Items

>> Begin

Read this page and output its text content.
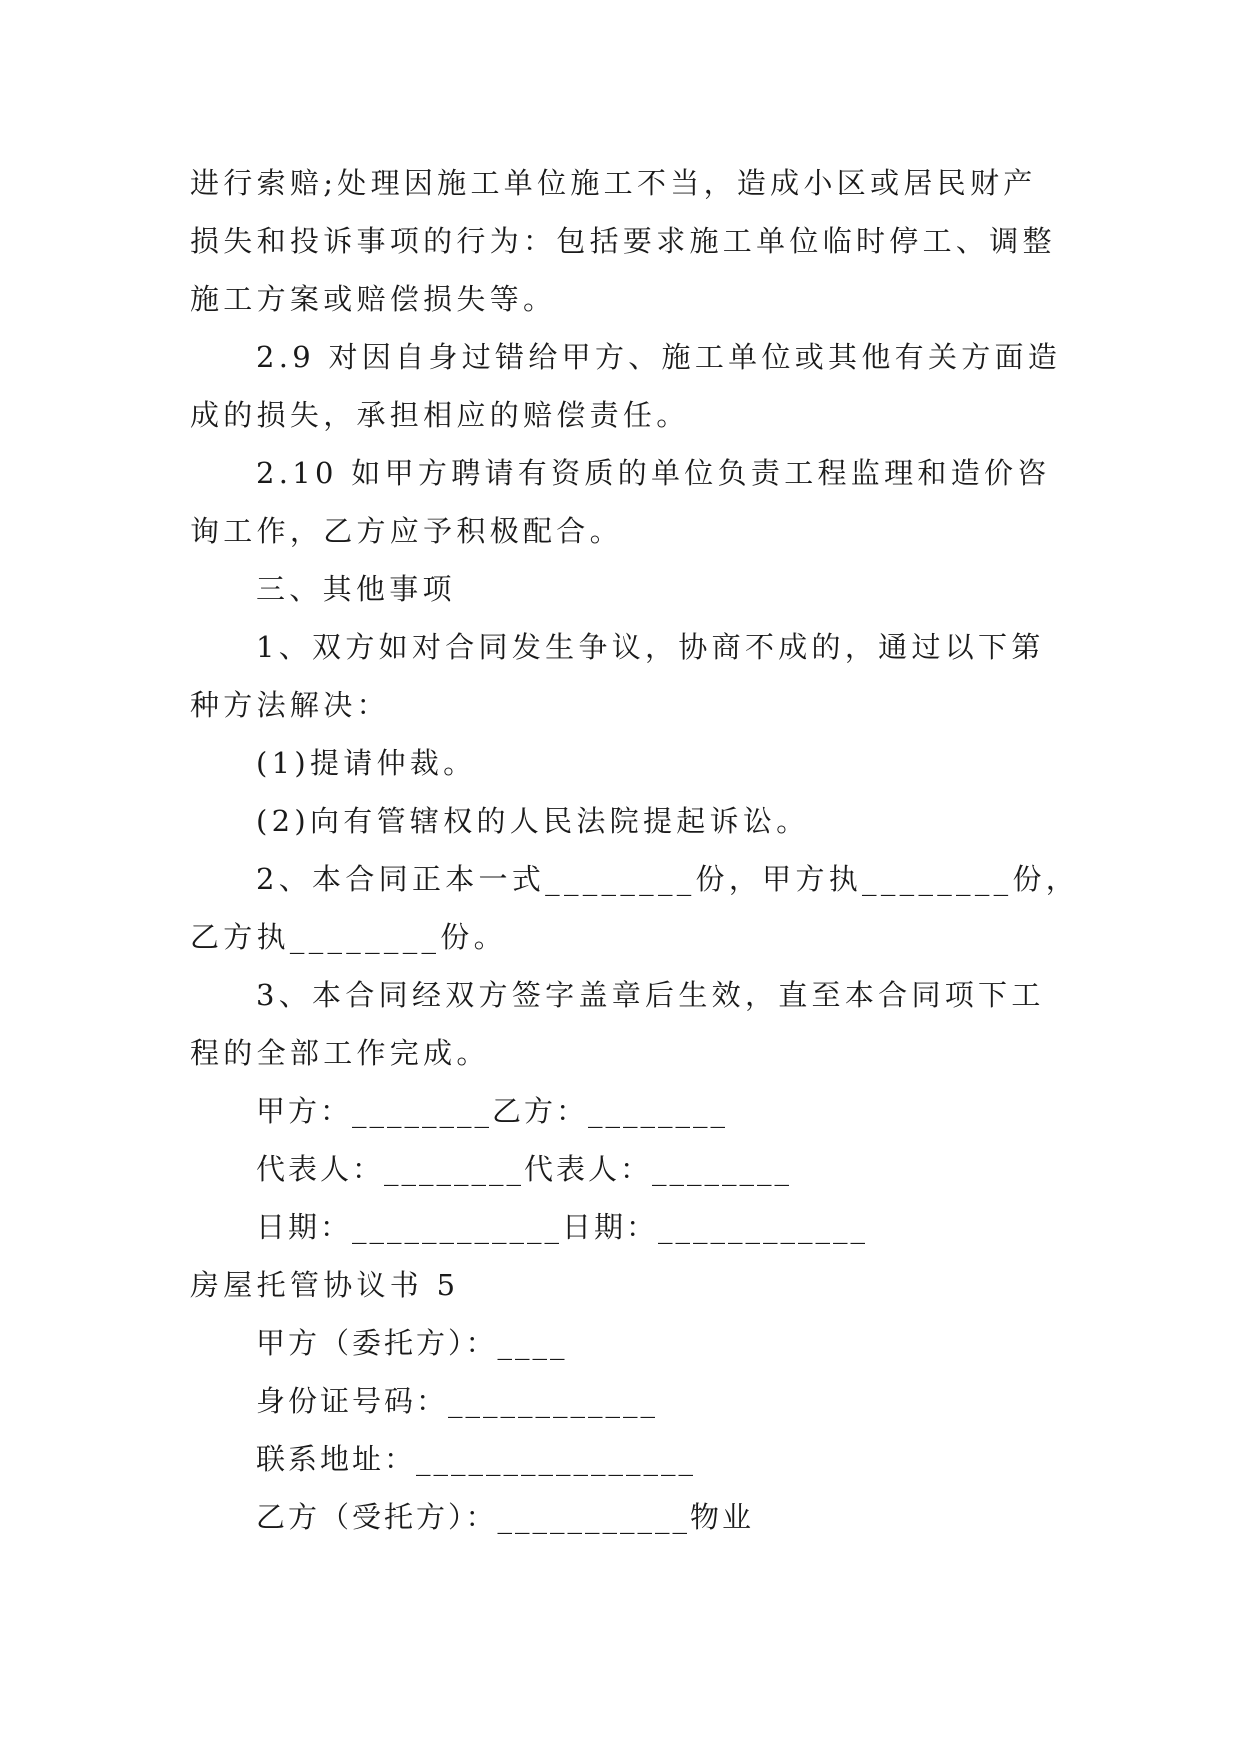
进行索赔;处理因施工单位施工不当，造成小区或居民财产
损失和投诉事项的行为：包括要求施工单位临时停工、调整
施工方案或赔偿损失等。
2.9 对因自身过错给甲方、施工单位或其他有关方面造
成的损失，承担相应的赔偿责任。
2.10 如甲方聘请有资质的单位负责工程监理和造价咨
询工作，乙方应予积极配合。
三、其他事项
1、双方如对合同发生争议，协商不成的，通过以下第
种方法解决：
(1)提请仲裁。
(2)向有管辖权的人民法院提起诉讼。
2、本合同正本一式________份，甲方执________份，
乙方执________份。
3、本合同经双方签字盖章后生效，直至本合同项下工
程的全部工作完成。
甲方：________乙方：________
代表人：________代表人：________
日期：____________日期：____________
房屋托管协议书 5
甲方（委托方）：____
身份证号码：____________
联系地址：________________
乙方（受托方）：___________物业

>> End

Written exercise
Repeat the listing in full and exactly. Leave any pictures out.

Final result
Read this page and output its text content.
进行索赔;处理因施工单位施工不当，造成小区或居民财产
损失和投诉事项的行为：包括要求施工单位临时停工、调整
施工方案或赔偿损失等。
2.9 对因自身过错给甲方、施工单位或其他有关方面造
成的损失，承担相应的赔偿责任。
2.10 如甲方聘请有资质的单位负责工程监理和造价咨
询工作，乙方应予积极配合。
三、其他事项
1、双方如对合同发生争议，协商不成的，通过以下第
种方法解决：
(1)提请仲裁。
(2)向有管辖权的人民法院提起诉讼。
2、本合同正本一式________份，甲方执________份，
乙方执________份。
3、本合同经双方签字盖章后生效，直至本合同项下工
程的全部工作完成。
甲方：________乙方：________
代表人：________代表人：________
日期：____________日期：____________
房屋托管协议书 5
甲方（委托方）：____
身份证号码：____________
联系地址：________________
乙方（受托方）：___________物业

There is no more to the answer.